Layout element entries:
>> START

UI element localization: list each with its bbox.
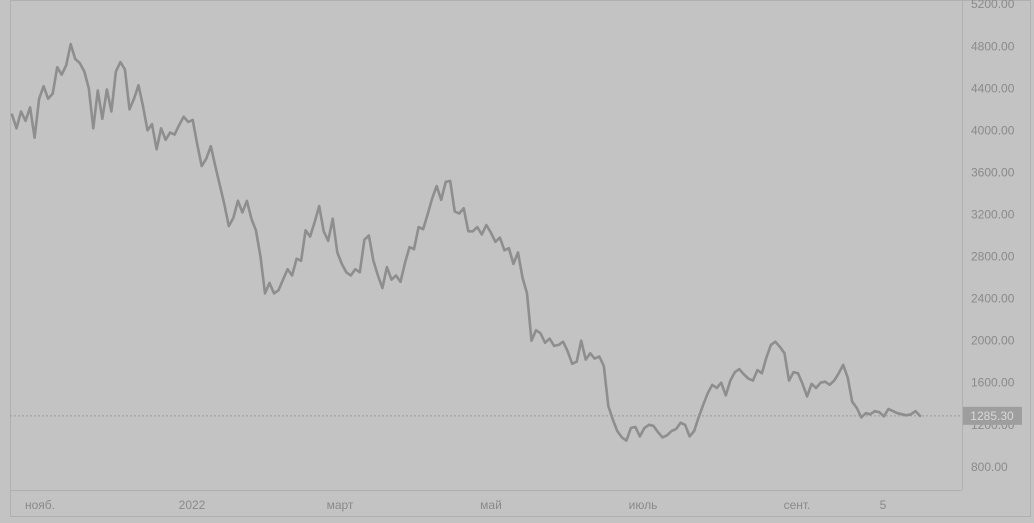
last-price-tag: 1285.30 [963,406,1022,425]
x-tick-label: нояб. [25,498,55,512]
y-tick-label: 1600.00 [971,376,1015,390]
x-axis: нояб. 2022 март май июль сент. 5 [10,490,962,512]
x-tick-label: сент. [784,498,811,512]
chart-frame [10,0,1031,517]
x-tick-label: март [327,498,354,512]
x-tick-label: июль [629,498,658,512]
y-tick-label: 2400.00 [971,292,1015,306]
last-price-label: 1285.30 [970,409,1014,423]
y-tick-label: 4000.00 [971,123,1015,137]
price-series-line [10,42,922,442]
y-tick-label: 2800.00 [971,250,1015,264]
y-tick-label: 4800.00 [971,39,1015,53]
y-tick-label: 800.00 [971,460,1008,474]
y-tick-label: 5200.00 [971,0,1015,11]
x-tick-label: май [480,498,502,512]
y-tick-label: 4400.00 [971,81,1015,95]
x-tick-label: 5 [880,498,887,512]
plot-area [10,0,1031,517]
x-tick-label: 2022 [179,498,206,512]
y-tick-label: 3600.00 [971,165,1015,179]
y-tick-label: 2000.00 [971,334,1015,348]
last-price-label-bg [963,406,1022,425]
y-tick-label: 3200.00 [971,208,1015,222]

>> END

## Work to do
Return, without alteration, the lines of the material starting at the line that contains "last-price-tag: 1285.30 [963,406,1022,425]" and ending at the line that contains "y-tick-label: 5200.00 [971,0,1015,11]", with both of those lines included.

## Finished task
last-price-tag: 1285.30 [963,406,1022,425]
x-tick-label: нояб. [25,498,55,512]
y-tick-label: 1600.00 [971,376,1015,390]
x-axis: нояб. 2022 март май июль сент. 5 [10,490,962,512]
x-tick-label: сент. [784,498,811,512]
chart-frame [10,0,1031,517]
x-tick-label: март [327,498,354,512]
x-tick-label: июль [629,498,658,512]
y-tick-label: 2400.00 [971,292,1015,306]
last-price-label: 1285.30 [970,409,1014,423]
y-tick-label: 4000.00 [971,123,1015,137]
price-series-line [10,42,922,442]
y-tick-label: 2800.00 [971,250,1015,264]
y-tick-label: 4800.00 [971,39,1015,53]
y-tick-label: 800.00 [971,460,1008,474]
y-tick-label: 5200.00 [971,0,1015,11]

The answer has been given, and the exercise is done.